[Data supplied start]
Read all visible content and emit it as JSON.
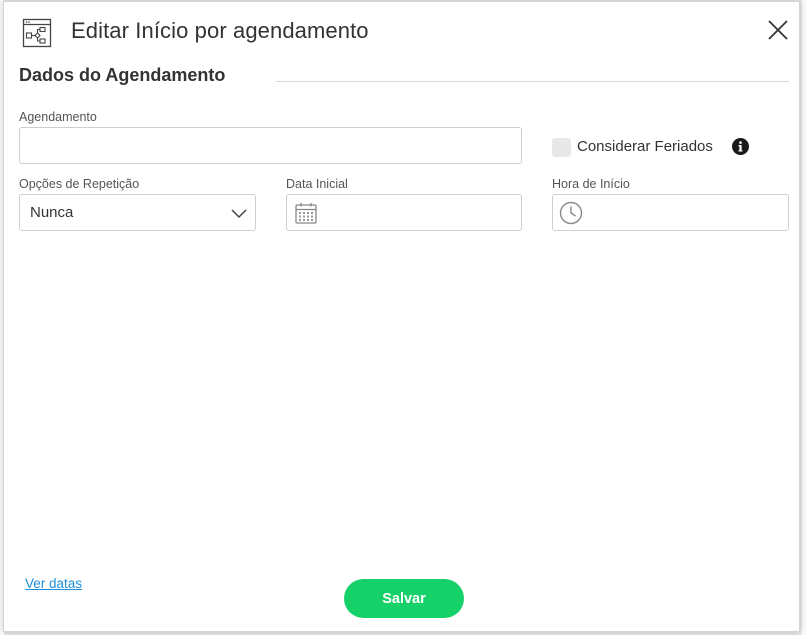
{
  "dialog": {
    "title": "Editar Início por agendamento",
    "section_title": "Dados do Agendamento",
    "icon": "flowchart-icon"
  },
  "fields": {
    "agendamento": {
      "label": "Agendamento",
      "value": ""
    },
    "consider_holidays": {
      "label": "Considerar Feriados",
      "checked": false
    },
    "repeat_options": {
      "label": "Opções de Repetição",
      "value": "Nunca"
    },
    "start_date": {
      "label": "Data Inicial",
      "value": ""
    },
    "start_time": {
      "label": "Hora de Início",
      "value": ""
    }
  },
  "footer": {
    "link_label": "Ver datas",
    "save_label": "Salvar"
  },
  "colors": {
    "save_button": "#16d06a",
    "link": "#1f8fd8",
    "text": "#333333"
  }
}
[Data supplied end]
[Data supplied start]
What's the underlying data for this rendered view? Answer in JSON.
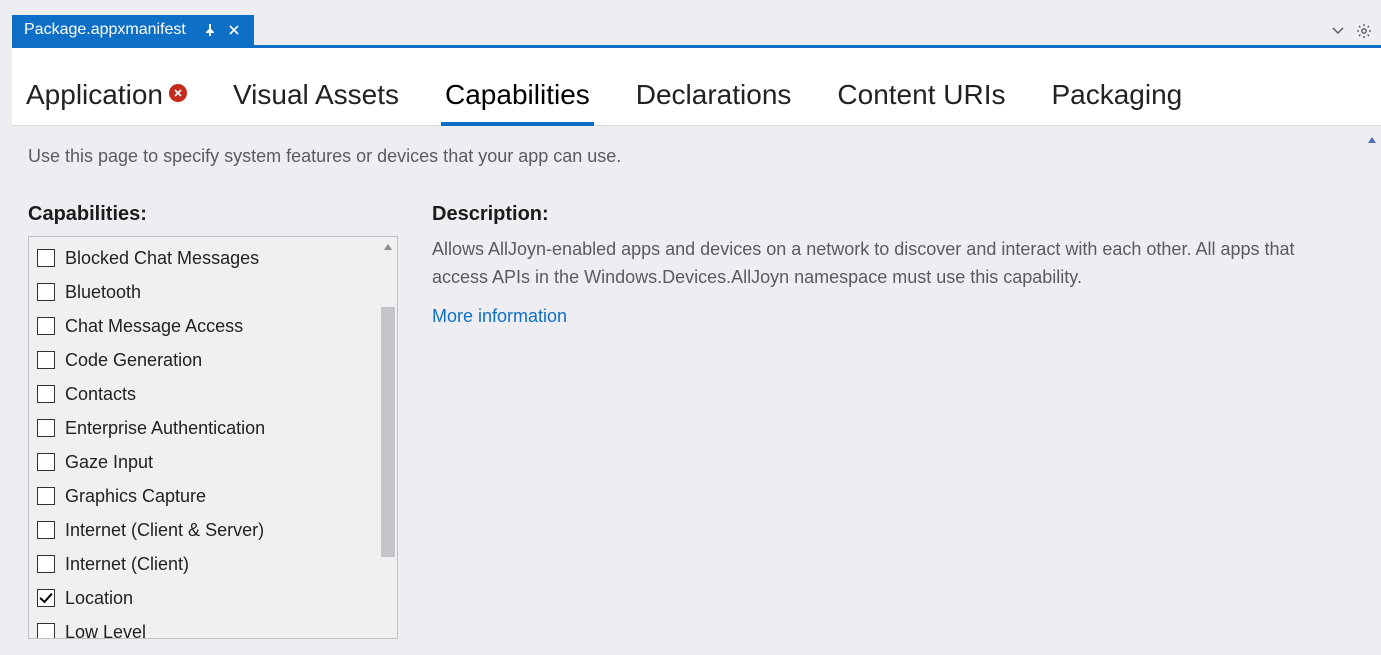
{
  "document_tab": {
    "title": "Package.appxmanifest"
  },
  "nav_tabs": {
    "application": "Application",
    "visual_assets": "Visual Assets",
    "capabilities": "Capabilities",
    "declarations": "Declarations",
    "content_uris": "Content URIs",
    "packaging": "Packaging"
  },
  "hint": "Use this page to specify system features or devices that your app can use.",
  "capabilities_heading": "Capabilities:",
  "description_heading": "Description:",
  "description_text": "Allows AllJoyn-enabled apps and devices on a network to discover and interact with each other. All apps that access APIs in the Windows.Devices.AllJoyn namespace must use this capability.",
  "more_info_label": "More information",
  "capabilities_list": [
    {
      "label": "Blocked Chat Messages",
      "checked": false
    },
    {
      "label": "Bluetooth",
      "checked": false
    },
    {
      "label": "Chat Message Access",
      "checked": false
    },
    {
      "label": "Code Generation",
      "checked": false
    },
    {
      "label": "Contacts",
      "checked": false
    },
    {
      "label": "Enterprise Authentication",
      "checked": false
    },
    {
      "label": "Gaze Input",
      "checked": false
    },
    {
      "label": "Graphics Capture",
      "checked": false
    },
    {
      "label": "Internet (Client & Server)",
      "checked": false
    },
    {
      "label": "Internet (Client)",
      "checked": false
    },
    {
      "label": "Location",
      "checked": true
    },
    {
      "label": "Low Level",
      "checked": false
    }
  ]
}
[Data supplied end]
[Data supplied start]
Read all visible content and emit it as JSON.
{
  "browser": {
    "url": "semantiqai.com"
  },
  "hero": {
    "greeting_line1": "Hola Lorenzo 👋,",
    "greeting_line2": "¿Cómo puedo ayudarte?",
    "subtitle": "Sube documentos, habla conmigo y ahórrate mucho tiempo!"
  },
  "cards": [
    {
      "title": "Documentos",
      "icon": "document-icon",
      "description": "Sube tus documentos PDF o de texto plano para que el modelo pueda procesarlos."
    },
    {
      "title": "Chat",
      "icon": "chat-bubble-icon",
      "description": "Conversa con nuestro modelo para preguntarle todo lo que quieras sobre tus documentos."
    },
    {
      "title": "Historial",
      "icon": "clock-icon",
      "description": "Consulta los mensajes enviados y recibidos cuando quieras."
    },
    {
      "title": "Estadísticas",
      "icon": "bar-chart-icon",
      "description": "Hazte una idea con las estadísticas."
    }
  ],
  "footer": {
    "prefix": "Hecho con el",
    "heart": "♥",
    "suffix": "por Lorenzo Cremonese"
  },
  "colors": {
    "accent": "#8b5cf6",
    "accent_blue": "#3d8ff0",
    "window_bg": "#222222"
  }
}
[Data supplied end]
* Task description
In the entries above, find the lines containing the word "quieras" and say how many there are, with no other words.

* Response
2